Task description | In the listing below, find every line with the string "Algorithmus" and pull it out.

Information supplied |

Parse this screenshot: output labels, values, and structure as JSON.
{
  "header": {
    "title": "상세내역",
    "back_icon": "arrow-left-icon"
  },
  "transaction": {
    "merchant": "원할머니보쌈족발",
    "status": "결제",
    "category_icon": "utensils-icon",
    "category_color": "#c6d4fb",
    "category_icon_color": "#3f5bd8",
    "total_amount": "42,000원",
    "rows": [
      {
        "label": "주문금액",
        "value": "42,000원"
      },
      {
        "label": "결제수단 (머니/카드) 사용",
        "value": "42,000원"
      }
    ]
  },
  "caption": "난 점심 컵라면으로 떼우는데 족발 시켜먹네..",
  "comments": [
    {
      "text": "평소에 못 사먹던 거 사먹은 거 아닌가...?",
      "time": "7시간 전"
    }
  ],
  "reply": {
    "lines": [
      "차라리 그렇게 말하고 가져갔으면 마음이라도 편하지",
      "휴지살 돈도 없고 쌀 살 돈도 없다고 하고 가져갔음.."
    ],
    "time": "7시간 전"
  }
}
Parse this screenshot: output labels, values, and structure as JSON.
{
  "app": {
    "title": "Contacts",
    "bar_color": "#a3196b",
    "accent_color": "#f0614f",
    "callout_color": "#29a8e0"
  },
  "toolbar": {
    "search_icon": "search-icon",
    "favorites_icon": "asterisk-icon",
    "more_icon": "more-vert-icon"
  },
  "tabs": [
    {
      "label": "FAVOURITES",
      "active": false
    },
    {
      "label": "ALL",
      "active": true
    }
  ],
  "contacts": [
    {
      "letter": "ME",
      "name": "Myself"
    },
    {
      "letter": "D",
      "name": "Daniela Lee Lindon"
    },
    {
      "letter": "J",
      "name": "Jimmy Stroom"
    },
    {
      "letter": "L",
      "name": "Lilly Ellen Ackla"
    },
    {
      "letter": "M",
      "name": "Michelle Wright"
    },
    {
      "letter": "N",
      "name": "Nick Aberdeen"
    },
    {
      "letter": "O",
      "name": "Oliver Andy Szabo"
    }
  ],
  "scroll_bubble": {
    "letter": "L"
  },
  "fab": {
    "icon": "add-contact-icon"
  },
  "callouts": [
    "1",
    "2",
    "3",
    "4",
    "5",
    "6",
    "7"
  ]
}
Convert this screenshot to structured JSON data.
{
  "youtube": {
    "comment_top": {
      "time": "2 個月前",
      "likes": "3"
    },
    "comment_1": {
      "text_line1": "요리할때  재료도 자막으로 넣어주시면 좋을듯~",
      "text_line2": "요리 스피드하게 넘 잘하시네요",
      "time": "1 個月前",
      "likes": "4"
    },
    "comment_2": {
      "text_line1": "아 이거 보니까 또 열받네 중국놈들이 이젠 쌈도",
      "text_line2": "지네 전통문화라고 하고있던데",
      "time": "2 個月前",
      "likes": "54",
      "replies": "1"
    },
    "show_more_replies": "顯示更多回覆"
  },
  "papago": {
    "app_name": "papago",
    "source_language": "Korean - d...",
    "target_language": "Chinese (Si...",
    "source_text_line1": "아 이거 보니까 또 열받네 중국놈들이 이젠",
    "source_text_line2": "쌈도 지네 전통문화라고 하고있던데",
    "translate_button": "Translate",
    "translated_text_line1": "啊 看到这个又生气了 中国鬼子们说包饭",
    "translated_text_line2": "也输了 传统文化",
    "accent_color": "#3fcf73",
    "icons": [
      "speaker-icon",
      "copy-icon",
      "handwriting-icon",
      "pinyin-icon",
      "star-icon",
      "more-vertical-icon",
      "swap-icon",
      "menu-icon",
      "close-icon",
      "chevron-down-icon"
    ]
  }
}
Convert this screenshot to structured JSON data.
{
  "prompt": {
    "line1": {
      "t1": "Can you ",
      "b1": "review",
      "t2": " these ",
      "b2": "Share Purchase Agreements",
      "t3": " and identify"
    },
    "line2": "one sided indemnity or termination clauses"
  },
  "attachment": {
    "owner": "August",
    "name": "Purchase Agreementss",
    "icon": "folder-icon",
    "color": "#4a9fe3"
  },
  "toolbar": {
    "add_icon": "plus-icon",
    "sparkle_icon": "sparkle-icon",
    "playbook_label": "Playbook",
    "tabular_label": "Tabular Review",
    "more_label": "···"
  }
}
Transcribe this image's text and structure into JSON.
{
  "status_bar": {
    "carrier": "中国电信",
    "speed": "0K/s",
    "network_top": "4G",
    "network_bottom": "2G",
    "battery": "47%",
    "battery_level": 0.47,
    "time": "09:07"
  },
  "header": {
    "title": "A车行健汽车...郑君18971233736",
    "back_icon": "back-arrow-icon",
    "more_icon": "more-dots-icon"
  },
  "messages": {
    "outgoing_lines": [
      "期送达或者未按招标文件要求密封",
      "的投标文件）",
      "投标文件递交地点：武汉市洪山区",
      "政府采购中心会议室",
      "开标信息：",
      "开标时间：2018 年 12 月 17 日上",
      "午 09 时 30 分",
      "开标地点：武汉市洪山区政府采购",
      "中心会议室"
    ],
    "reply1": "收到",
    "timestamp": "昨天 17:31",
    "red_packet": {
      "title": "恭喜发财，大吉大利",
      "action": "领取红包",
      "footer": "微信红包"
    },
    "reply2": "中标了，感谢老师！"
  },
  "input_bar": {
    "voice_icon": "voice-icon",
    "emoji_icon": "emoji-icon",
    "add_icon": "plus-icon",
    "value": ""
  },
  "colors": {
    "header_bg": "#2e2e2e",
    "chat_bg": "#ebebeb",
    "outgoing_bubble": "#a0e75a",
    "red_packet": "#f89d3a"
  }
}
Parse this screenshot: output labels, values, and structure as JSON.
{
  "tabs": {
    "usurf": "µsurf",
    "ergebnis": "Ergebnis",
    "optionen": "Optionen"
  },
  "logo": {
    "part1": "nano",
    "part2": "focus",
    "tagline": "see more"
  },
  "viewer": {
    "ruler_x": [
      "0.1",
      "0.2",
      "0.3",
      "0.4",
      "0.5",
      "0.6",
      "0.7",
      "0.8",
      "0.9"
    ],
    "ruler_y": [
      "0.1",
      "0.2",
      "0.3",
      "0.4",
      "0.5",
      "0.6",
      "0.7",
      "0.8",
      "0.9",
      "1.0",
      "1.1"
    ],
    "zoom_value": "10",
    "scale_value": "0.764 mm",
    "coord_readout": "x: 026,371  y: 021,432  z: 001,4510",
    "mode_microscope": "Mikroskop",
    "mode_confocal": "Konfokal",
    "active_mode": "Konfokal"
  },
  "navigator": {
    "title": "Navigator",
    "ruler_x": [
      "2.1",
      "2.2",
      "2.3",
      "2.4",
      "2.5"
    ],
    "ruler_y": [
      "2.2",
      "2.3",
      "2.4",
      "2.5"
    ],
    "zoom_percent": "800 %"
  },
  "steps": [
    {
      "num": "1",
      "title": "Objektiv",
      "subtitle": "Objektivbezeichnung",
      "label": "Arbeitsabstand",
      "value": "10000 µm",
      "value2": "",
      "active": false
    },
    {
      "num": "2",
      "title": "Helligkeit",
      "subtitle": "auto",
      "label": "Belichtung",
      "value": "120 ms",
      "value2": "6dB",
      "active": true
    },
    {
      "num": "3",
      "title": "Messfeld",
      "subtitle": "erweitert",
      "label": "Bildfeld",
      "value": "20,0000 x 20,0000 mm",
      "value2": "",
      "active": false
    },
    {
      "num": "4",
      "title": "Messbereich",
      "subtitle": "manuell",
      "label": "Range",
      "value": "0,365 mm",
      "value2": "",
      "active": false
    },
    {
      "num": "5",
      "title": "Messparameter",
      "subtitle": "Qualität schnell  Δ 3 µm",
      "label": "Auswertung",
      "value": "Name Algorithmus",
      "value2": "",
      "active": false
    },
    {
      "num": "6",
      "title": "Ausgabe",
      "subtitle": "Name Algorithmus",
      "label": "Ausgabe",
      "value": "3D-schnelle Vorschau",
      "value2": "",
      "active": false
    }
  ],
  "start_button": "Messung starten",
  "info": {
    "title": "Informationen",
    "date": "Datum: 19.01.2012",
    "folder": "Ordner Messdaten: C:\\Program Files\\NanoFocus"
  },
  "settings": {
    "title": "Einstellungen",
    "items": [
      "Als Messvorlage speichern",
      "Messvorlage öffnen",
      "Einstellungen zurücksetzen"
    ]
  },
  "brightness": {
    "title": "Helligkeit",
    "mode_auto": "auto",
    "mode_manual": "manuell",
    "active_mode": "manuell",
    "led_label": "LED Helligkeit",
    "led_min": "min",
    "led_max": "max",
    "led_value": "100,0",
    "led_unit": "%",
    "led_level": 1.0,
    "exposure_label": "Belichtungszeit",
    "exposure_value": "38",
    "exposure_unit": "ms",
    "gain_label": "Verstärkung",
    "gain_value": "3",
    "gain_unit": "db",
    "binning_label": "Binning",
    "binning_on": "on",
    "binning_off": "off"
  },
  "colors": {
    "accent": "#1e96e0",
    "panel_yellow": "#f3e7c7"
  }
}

Result below |
      "value": "Name Algorithmus",
      "subtitle": "Name Algorithmus",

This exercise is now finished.